> **RECORDS SHOWN**
********

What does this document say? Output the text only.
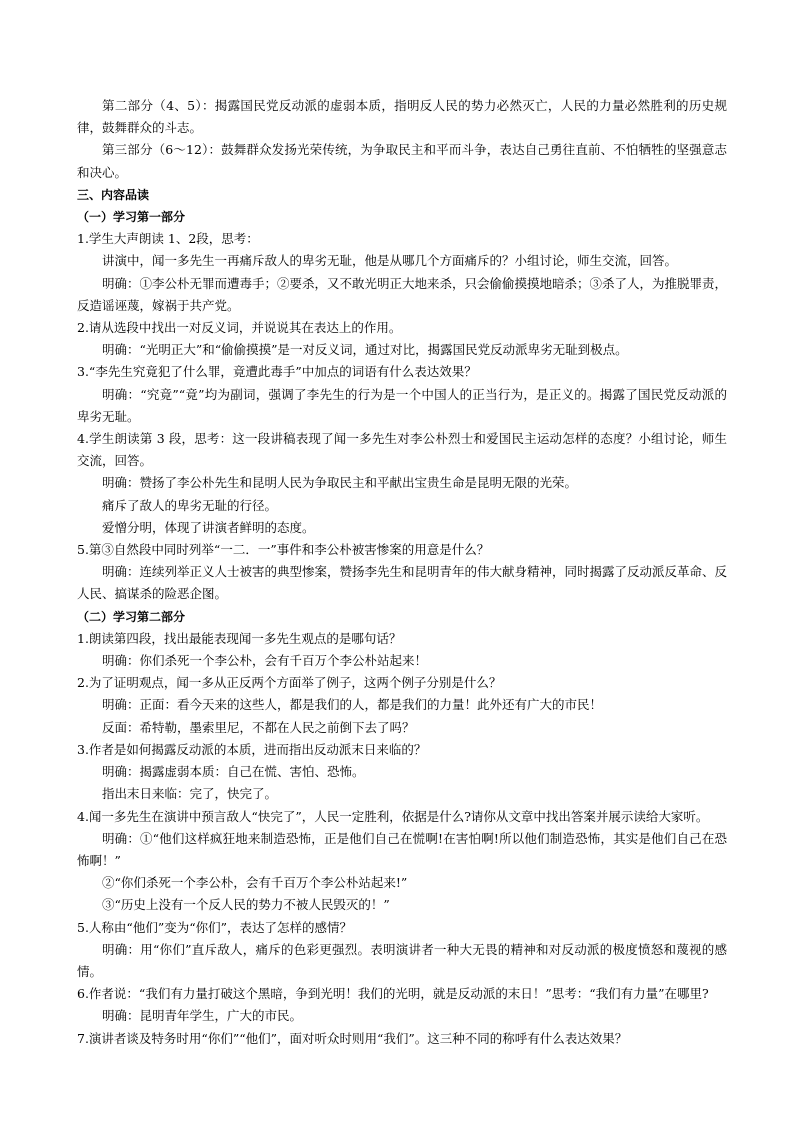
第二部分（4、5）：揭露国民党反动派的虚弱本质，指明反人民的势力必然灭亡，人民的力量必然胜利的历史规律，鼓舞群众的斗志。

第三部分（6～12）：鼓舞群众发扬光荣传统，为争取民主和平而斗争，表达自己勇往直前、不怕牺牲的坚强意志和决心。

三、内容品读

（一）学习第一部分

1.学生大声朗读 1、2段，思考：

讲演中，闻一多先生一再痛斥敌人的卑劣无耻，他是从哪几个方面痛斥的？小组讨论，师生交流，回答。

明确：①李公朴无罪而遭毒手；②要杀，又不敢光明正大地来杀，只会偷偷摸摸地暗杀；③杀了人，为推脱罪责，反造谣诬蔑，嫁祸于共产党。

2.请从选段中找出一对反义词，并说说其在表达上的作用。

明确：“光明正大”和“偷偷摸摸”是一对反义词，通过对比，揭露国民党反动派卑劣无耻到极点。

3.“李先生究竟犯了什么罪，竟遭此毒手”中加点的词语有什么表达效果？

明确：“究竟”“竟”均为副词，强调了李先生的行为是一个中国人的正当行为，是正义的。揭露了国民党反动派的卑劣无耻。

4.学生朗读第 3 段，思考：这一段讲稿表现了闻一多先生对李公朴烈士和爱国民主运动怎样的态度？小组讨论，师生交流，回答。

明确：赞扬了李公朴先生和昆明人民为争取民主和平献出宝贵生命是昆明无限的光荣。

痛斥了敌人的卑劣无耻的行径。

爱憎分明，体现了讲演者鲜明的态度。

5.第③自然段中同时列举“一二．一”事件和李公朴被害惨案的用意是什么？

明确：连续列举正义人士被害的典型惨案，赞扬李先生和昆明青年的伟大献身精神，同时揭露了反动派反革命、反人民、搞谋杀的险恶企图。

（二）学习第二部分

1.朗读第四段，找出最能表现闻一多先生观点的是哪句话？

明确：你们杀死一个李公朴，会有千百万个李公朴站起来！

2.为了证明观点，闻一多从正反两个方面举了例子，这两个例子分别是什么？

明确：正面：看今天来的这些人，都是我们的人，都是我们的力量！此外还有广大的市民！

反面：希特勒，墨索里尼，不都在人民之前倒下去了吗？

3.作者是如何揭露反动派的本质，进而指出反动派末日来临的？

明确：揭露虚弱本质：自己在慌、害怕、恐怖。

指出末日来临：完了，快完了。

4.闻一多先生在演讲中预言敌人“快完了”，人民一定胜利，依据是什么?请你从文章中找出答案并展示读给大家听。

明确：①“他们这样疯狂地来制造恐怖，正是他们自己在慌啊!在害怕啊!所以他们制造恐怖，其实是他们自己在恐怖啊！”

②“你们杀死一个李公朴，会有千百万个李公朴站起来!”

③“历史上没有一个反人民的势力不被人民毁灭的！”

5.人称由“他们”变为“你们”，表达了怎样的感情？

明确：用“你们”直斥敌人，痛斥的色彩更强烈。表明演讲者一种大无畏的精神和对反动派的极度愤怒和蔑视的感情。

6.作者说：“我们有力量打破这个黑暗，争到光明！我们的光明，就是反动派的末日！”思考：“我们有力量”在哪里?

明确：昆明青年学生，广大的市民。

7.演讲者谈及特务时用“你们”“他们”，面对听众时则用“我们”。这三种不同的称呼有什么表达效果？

********

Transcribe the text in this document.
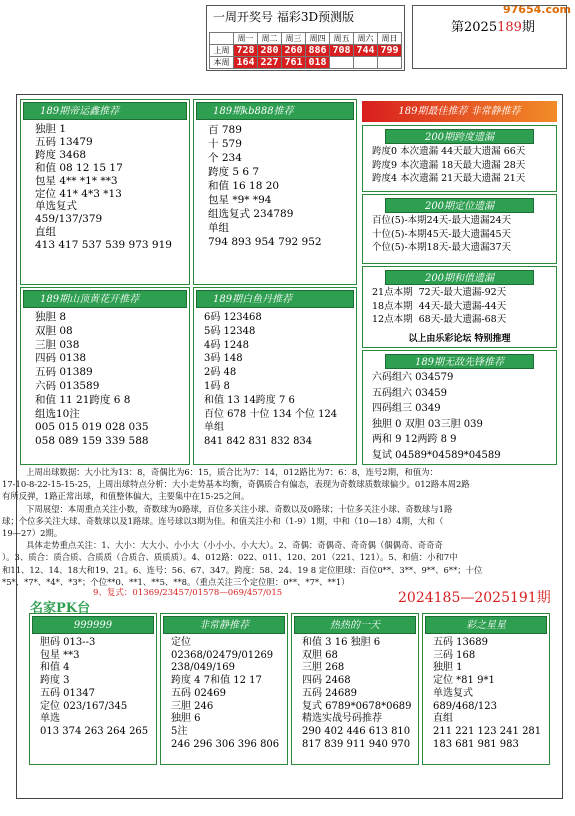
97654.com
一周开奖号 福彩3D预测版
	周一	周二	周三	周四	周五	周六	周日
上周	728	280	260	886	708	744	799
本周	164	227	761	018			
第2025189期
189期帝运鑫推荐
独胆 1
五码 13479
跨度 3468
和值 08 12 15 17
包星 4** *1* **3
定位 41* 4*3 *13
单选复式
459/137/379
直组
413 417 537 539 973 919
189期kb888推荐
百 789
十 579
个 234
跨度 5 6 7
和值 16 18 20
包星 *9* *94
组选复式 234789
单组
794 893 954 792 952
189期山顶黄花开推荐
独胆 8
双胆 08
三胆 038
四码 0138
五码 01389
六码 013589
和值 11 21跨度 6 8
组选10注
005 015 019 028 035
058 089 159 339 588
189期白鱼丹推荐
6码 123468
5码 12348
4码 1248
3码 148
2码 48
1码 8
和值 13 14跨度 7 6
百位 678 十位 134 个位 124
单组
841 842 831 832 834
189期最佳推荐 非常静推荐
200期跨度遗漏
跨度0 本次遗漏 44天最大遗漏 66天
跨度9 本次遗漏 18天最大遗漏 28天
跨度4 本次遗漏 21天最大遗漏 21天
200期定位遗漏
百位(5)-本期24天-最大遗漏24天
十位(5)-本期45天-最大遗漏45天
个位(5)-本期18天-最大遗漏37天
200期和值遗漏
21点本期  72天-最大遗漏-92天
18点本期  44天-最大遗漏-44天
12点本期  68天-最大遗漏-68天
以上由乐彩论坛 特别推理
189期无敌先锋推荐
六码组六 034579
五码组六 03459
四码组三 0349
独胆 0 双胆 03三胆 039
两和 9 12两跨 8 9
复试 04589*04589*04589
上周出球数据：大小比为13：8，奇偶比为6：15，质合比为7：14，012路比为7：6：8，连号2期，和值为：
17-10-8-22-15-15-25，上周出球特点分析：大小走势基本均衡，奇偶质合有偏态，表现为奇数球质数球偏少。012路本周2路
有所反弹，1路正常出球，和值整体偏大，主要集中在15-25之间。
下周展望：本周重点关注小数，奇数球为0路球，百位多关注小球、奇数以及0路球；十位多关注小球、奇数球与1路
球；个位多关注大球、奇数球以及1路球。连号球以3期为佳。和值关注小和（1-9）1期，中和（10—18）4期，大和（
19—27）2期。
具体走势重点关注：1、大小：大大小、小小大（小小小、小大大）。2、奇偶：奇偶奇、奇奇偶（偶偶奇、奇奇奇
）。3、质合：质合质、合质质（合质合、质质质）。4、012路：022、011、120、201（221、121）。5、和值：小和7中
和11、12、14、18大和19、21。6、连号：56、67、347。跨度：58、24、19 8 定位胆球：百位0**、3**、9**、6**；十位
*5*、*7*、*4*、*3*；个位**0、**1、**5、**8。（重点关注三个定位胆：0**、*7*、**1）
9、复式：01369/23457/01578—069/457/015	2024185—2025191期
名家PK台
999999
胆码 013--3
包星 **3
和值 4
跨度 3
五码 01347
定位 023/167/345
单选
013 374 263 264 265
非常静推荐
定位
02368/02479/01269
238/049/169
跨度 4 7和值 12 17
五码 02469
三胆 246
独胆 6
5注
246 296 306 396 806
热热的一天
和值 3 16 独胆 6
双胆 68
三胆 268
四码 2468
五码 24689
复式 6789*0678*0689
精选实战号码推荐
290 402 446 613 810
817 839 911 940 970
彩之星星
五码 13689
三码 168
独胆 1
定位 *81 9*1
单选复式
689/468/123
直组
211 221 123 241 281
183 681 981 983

********

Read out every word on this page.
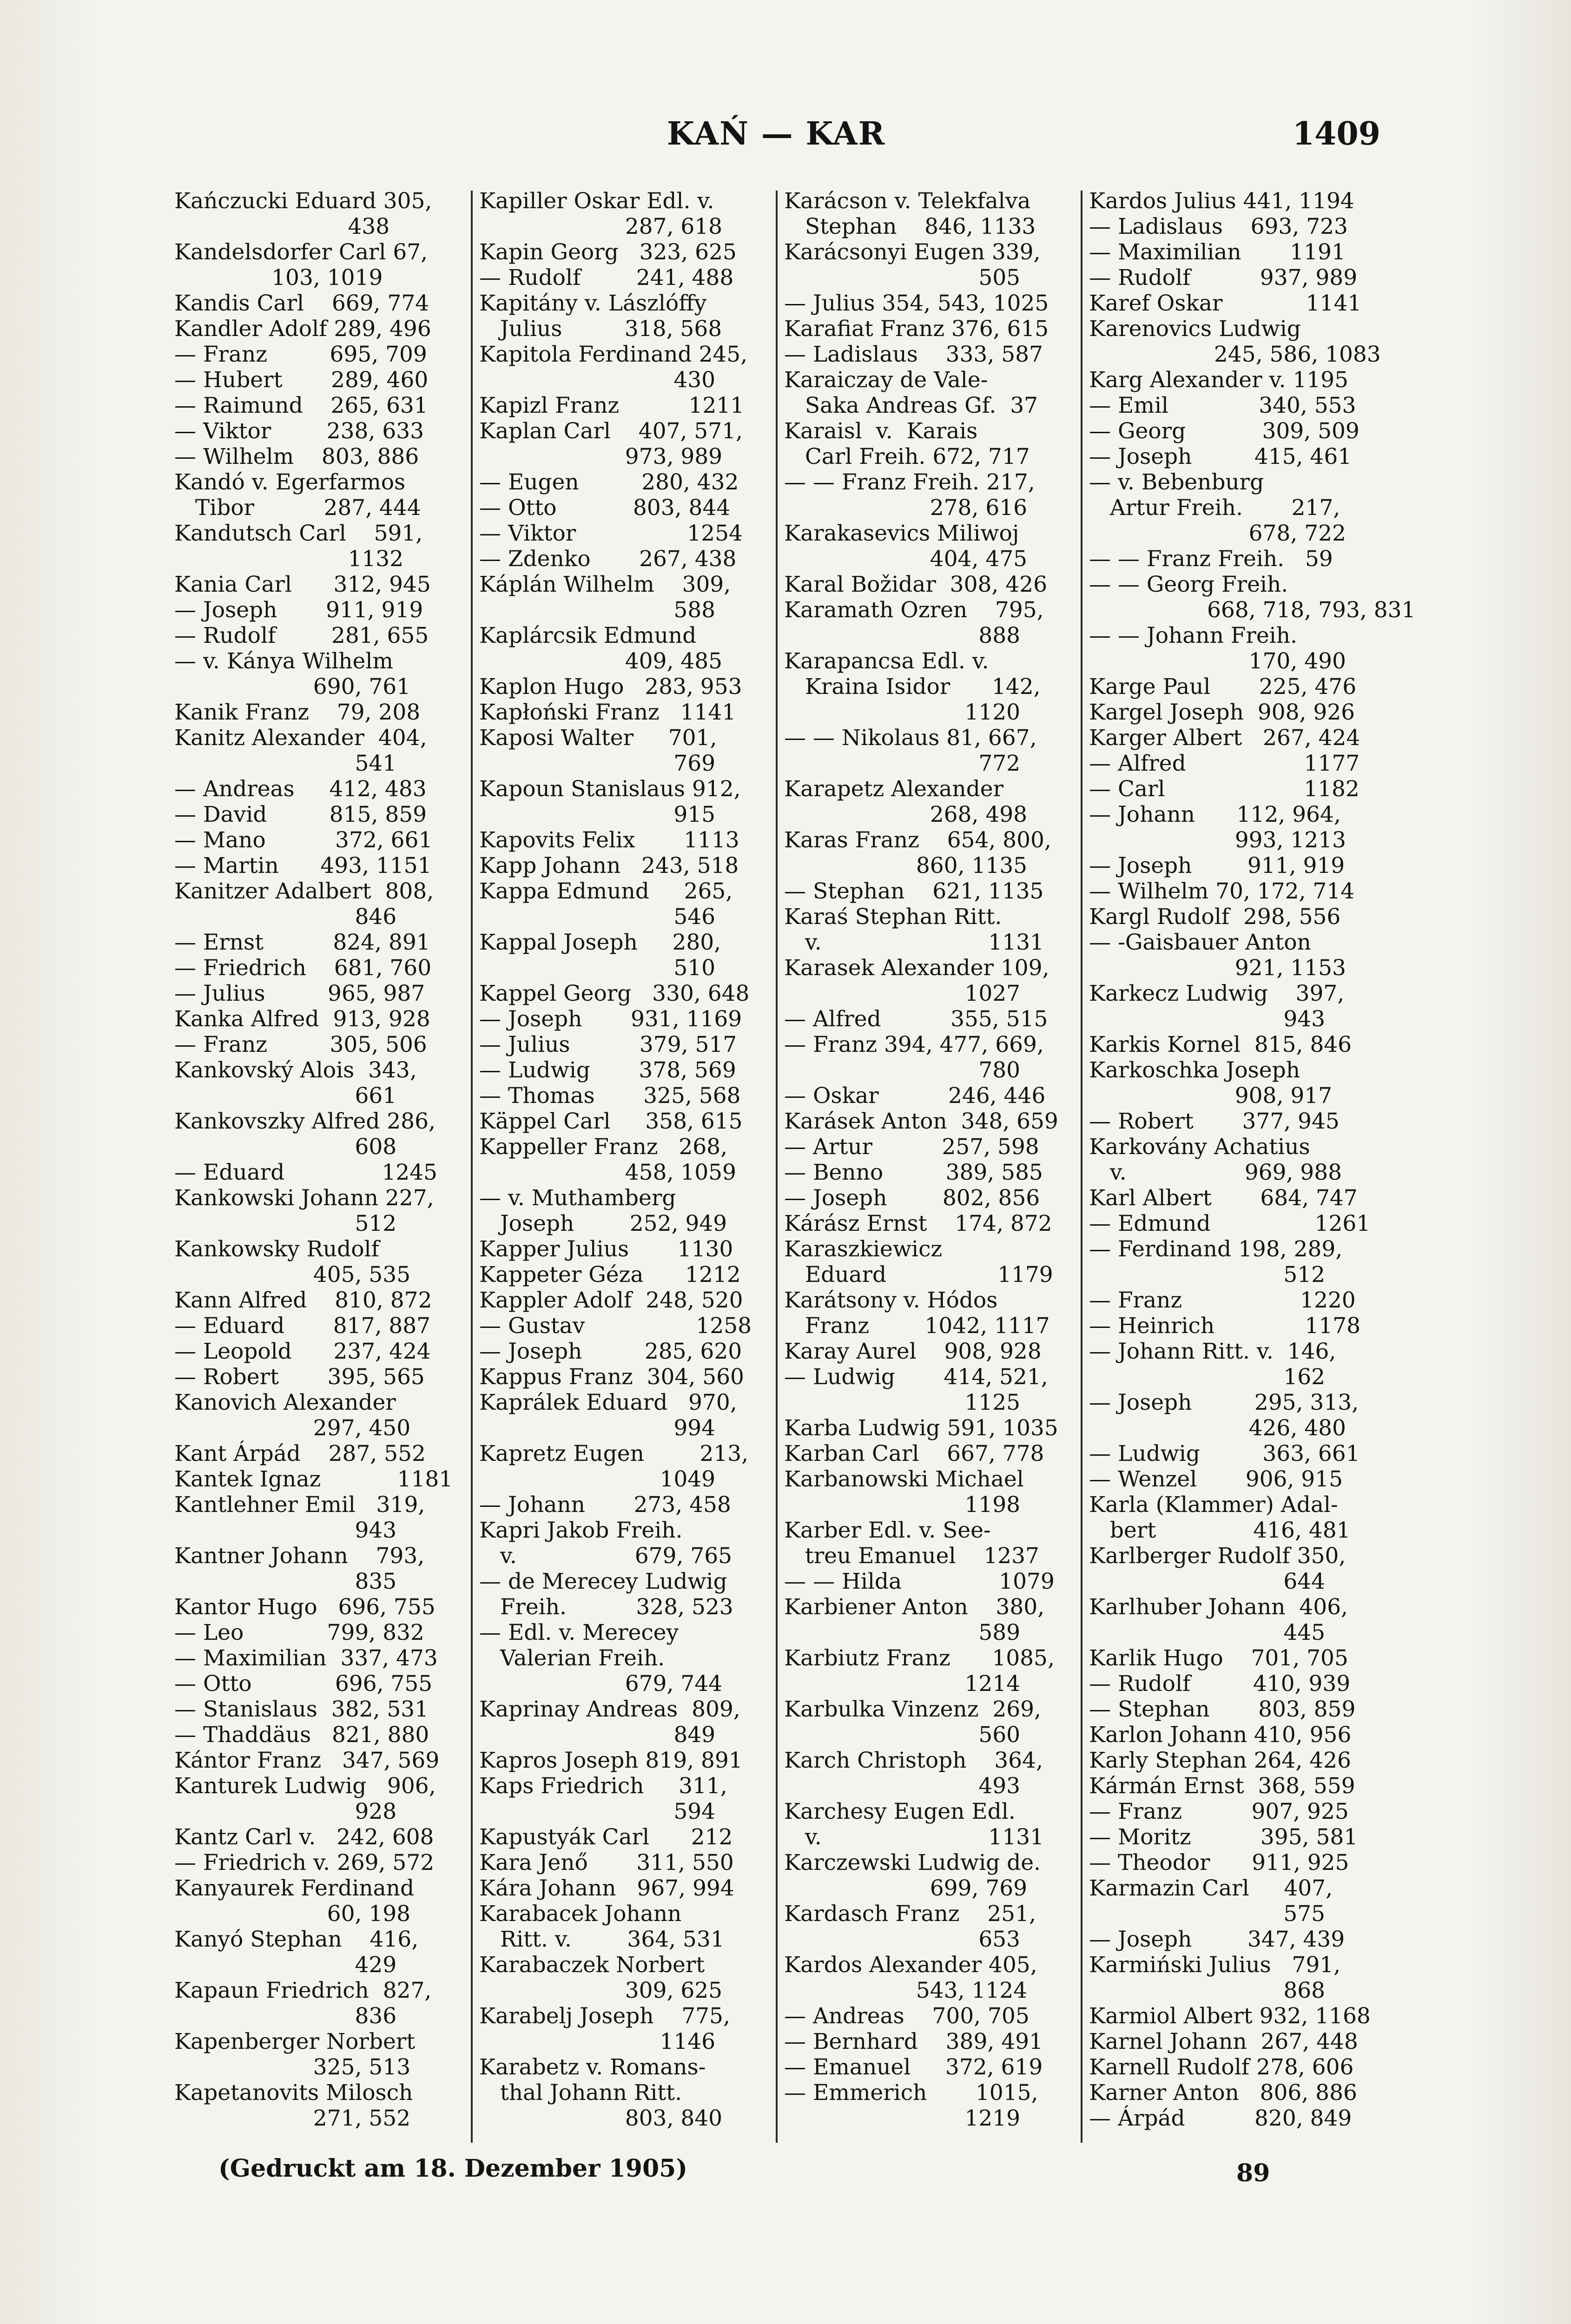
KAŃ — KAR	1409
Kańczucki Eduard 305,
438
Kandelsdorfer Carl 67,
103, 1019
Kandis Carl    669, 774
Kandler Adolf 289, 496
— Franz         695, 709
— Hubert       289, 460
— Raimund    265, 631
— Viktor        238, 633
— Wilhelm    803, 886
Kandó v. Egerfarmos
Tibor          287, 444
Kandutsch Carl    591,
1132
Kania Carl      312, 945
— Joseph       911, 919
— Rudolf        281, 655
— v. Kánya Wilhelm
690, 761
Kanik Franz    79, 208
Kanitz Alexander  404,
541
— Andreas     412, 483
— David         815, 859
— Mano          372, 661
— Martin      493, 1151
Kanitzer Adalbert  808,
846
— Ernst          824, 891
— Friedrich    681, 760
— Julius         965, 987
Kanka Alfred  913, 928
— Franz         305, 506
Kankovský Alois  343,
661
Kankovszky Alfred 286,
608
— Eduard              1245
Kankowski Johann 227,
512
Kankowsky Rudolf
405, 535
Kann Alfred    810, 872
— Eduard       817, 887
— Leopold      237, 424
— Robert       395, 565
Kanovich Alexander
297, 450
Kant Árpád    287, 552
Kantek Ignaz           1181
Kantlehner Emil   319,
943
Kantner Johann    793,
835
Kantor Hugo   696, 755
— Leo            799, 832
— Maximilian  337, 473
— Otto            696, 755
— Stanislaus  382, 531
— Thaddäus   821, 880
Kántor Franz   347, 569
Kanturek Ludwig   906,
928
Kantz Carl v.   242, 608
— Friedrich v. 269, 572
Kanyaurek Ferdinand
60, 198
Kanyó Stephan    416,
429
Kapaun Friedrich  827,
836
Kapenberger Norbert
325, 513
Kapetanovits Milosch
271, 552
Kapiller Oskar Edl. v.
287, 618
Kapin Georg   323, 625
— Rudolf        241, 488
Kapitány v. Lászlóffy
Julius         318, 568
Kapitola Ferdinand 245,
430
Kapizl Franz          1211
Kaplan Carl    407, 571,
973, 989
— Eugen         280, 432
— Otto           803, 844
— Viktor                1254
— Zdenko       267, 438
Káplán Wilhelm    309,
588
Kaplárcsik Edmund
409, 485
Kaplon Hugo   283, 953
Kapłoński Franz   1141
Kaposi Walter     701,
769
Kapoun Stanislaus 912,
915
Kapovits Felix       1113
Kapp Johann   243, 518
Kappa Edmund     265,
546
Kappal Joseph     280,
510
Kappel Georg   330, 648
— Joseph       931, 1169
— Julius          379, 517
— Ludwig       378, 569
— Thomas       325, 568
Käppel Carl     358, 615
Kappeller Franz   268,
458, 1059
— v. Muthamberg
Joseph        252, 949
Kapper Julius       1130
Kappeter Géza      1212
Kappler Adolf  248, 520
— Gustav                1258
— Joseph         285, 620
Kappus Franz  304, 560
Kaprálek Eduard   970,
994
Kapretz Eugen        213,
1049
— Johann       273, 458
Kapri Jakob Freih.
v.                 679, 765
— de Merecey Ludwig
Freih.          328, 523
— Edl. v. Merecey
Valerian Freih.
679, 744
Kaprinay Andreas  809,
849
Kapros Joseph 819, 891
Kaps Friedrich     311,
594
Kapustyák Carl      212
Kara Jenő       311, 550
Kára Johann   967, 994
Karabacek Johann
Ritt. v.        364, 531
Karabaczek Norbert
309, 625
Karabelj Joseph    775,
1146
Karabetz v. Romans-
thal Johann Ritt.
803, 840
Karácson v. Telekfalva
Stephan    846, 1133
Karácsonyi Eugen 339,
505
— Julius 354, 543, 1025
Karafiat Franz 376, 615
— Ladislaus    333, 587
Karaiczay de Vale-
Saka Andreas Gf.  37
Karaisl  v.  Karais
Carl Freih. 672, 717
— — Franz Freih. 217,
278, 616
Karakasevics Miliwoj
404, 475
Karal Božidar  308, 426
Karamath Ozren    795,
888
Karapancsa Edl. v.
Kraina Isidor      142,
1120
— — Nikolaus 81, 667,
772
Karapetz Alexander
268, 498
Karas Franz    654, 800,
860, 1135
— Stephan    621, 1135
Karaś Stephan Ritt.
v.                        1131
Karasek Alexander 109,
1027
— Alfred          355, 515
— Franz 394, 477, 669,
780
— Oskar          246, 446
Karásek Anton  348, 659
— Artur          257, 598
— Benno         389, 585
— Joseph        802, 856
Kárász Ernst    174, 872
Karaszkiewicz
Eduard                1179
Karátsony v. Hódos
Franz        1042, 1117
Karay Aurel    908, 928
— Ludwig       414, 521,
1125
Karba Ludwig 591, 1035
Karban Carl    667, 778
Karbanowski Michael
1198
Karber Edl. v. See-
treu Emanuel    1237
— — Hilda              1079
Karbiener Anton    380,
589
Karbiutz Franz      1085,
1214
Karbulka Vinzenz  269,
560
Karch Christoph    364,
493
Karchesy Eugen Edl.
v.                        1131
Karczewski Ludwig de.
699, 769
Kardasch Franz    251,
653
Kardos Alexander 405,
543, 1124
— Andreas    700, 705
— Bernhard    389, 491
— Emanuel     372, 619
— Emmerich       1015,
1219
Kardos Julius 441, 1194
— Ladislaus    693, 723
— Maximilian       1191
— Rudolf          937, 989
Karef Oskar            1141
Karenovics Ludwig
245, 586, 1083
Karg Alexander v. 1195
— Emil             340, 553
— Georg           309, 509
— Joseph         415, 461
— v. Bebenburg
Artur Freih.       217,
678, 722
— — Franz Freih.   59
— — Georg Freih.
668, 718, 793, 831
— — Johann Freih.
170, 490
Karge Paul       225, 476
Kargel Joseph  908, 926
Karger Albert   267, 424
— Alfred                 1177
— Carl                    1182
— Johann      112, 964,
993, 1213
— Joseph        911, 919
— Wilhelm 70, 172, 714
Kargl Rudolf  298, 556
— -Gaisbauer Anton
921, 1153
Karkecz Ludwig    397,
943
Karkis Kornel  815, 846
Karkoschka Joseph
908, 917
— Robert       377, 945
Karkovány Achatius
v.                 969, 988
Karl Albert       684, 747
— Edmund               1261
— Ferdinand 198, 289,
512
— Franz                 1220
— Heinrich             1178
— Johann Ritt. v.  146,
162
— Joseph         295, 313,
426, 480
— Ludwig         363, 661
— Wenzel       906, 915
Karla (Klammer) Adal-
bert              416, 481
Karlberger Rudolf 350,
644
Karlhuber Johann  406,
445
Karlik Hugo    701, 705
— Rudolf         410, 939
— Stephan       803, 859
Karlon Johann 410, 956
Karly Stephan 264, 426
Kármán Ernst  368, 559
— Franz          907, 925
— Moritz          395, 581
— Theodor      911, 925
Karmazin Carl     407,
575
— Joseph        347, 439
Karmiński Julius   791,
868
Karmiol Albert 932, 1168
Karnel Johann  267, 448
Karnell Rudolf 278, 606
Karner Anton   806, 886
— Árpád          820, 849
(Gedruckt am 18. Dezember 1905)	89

********

> **WHAT YOU WILL DO**
Identify each line in the records above containing the word "师生交流"; copy those lines.

> **RESULT FOR THIS EXERCISE**
讲演中，闻一多先生一再痛斥敌人的卑劣无耻，他是从哪几个方面痛斥的？小组讨论，师生交流，回答。
4.学生朗读第 3 段，思考：这一段讲稿表现了闻一多先生对李公朴烈士和爱国民主运动怎样的态度？小组讨论，师生交流，回答。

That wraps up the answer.